**Exercise requirements**
Go through the data below and gather each line containing "WIMPOLE".

**Task input**
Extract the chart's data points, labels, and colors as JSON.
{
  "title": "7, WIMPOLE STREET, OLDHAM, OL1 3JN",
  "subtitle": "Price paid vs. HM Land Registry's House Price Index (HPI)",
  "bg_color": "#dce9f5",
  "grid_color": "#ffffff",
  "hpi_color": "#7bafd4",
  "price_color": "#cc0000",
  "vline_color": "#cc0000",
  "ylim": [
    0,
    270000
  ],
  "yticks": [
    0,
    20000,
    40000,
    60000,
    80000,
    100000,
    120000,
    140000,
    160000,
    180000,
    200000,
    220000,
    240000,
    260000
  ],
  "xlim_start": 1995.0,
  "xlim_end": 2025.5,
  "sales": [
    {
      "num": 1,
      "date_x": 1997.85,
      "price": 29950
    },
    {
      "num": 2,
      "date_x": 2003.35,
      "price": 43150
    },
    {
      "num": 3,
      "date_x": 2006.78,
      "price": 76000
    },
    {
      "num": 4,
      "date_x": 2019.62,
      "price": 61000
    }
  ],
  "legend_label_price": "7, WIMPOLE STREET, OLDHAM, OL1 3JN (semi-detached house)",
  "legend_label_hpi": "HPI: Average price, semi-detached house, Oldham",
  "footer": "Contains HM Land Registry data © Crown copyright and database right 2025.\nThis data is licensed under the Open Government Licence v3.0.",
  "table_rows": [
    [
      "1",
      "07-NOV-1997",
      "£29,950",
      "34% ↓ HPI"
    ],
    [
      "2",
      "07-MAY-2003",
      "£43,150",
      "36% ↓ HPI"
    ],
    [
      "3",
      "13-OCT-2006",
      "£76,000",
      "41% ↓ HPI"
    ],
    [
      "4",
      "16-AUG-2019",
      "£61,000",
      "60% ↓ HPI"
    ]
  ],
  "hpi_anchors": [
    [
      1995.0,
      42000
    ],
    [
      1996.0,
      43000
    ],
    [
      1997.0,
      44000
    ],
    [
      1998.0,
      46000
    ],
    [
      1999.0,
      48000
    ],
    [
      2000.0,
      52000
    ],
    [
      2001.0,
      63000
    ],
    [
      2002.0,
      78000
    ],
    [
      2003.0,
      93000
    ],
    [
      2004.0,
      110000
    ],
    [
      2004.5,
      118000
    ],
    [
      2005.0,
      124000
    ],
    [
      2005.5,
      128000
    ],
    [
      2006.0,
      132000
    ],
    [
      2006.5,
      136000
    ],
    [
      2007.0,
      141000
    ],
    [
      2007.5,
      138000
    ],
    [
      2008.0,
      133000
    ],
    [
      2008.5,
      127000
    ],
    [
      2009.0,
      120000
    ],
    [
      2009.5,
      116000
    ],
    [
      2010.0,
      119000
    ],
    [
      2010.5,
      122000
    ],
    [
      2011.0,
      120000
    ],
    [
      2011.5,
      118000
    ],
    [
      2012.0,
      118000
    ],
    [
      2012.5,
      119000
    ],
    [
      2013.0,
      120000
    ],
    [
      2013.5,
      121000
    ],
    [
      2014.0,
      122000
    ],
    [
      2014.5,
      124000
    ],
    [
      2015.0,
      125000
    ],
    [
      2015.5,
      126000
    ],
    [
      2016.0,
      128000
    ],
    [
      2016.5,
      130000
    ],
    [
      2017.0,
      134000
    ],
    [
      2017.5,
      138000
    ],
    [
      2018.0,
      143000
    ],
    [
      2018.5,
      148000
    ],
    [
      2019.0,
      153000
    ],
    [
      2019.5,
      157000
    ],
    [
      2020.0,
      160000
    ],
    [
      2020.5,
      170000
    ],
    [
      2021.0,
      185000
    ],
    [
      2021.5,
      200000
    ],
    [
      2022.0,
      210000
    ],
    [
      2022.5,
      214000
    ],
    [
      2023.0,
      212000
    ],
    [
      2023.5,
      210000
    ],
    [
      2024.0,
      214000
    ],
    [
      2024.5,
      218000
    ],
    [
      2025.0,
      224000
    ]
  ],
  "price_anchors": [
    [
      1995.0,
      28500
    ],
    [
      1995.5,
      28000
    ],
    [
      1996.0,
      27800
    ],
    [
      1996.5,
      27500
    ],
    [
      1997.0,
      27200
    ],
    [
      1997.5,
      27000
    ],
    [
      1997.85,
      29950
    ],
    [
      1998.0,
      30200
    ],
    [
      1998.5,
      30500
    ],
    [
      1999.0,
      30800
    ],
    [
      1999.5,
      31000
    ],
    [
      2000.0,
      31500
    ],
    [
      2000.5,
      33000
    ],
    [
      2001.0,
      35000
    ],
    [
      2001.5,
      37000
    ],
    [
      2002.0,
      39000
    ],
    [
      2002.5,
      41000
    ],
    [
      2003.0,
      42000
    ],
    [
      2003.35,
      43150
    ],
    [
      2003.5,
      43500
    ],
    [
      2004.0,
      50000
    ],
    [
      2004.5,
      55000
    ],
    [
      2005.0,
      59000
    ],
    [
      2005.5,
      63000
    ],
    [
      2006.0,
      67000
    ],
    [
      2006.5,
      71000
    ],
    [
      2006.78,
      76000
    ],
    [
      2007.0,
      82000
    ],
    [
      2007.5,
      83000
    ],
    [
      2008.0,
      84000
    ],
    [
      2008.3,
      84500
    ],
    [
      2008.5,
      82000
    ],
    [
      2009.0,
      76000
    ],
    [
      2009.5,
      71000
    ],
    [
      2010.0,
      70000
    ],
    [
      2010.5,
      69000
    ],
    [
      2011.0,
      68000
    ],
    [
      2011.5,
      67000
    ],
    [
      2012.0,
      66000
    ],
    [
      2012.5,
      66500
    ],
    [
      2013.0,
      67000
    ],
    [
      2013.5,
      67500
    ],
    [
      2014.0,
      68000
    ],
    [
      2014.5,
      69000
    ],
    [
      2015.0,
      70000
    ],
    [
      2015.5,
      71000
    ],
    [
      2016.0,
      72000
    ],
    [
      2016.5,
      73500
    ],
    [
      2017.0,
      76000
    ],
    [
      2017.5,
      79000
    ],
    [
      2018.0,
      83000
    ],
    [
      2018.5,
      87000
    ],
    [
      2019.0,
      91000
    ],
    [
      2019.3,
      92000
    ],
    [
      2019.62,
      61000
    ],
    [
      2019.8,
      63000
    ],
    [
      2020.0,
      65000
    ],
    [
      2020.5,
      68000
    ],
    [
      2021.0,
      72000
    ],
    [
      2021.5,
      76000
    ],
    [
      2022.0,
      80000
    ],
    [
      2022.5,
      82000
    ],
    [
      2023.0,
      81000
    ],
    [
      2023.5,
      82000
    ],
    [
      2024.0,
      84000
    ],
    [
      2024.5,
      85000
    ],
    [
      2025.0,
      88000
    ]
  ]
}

**Written solution**
  "title": "7, WIMPOLE STREET, OLDHAM, OL1 3JN",
  "legend_label_price": "7, WIMPOLE STREET, OLDHAM, OL1 3JN (semi-detached house)",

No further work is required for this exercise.